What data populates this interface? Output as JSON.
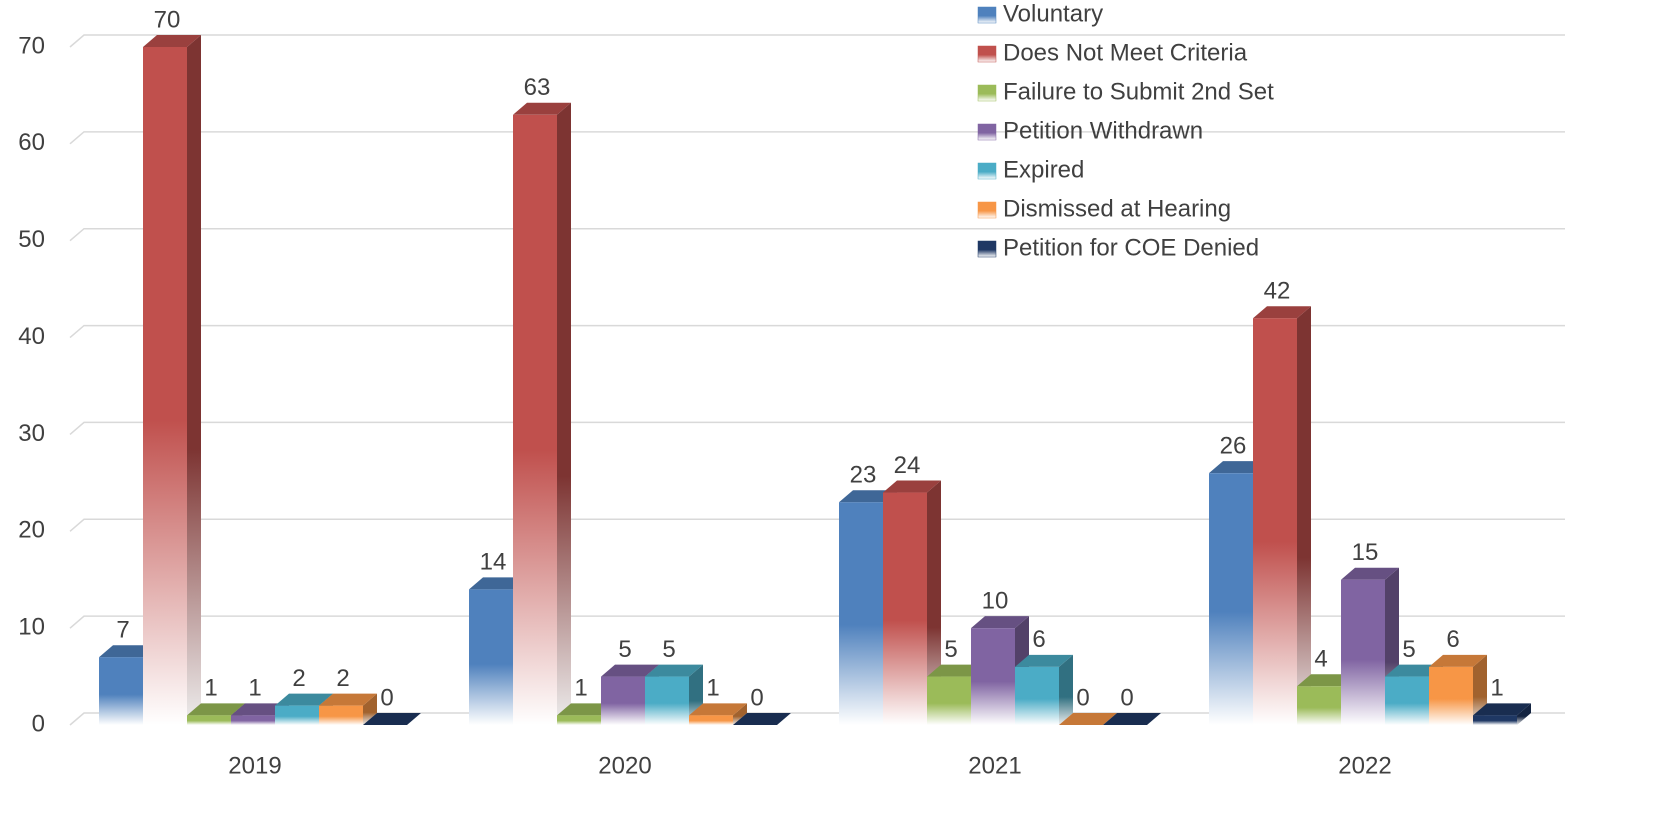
{
  "chart_data": {
    "type": "bar3d",
    "categories": [
      "2019",
      "2020",
      "2021",
      "2022"
    ],
    "series": [
      {
        "name": "Voluntary",
        "color": "#4f81bd",
        "values": [
          7,
          14,
          23,
          26
        ]
      },
      {
        "name": "Does Not Meet Criteria",
        "color": "#c0504d",
        "values": [
          70,
          63,
          24,
          42
        ]
      },
      {
        "name": "Failure to Submit 2nd Set",
        "color": "#9bbb59",
        "values": [
          1,
          1,
          5,
          4
        ]
      },
      {
        "name": "Petition Withdrawn",
        "color": "#8064a2",
        "values": [
          1,
          5,
          10,
          15
        ]
      },
      {
        "name": "Expired",
        "color": "#4bacc6",
        "values": [
          2,
          5,
          6,
          5
        ]
      },
      {
        "name": "Dismissed at Hearing",
        "color": "#f79646",
        "values": [
          2,
          1,
          0,
          6
        ]
      },
      {
        "name": "Petition for COE Denied",
        "color": "#1f3864",
        "values": [
          0,
          0,
          0,
          1
        ]
      }
    ],
    "ylim": [
      0,
      70
    ],
    "yticks": [
      0,
      10,
      20,
      30,
      40,
      50,
      60,
      70
    ],
    "grid": true,
    "legend": "top-right"
  }
}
- - - - -
* **Do this**
Leave out all pictures, then copy the remaining material exactly.

* **Completed exercise**
What data populates this interface? Output as JSON.
{
  "chart_data": {
    "type": "bar3d",
    "categories": [
      "2019",
      "2020",
      "2021",
      "2022"
    ],
    "series": [
      {
        "name": "Voluntary",
        "color": "#4f81bd",
        "values": [
          7,
          14,
          23,
          26
        ]
      },
      {
        "name": "Does Not Meet Criteria",
        "color": "#c0504d",
        "values": [
          70,
          63,
          24,
          42
        ]
      },
      {
        "name": "Failure to Submit 2nd Set",
        "color": "#9bbb59",
        "values": [
          1,
          1,
          5,
          4
        ]
      },
      {
        "name": "Petition Withdrawn",
        "color": "#8064a2",
        "values": [
          1,
          5,
          10,
          15
        ]
      },
      {
        "name": "Expired",
        "color": "#4bacc6",
        "values": [
          2,
          5,
          6,
          5
        ]
      },
      {
        "name": "Dismissed at Hearing",
        "color": "#f79646",
        "values": [
          2,
          1,
          0,
          6
        ]
      },
      {
        "name": "Petition for COE Denied",
        "color": "#1f3864",
        "values": [
          0,
          0,
          0,
          1
        ]
      }
    ],
    "ylim": [
      0,
      70
    ],
    "yticks": [
      0,
      10,
      20,
      30,
      40,
      50,
      60,
      70
    ],
    "grid": true,
    "legend": "top-right"
  }
}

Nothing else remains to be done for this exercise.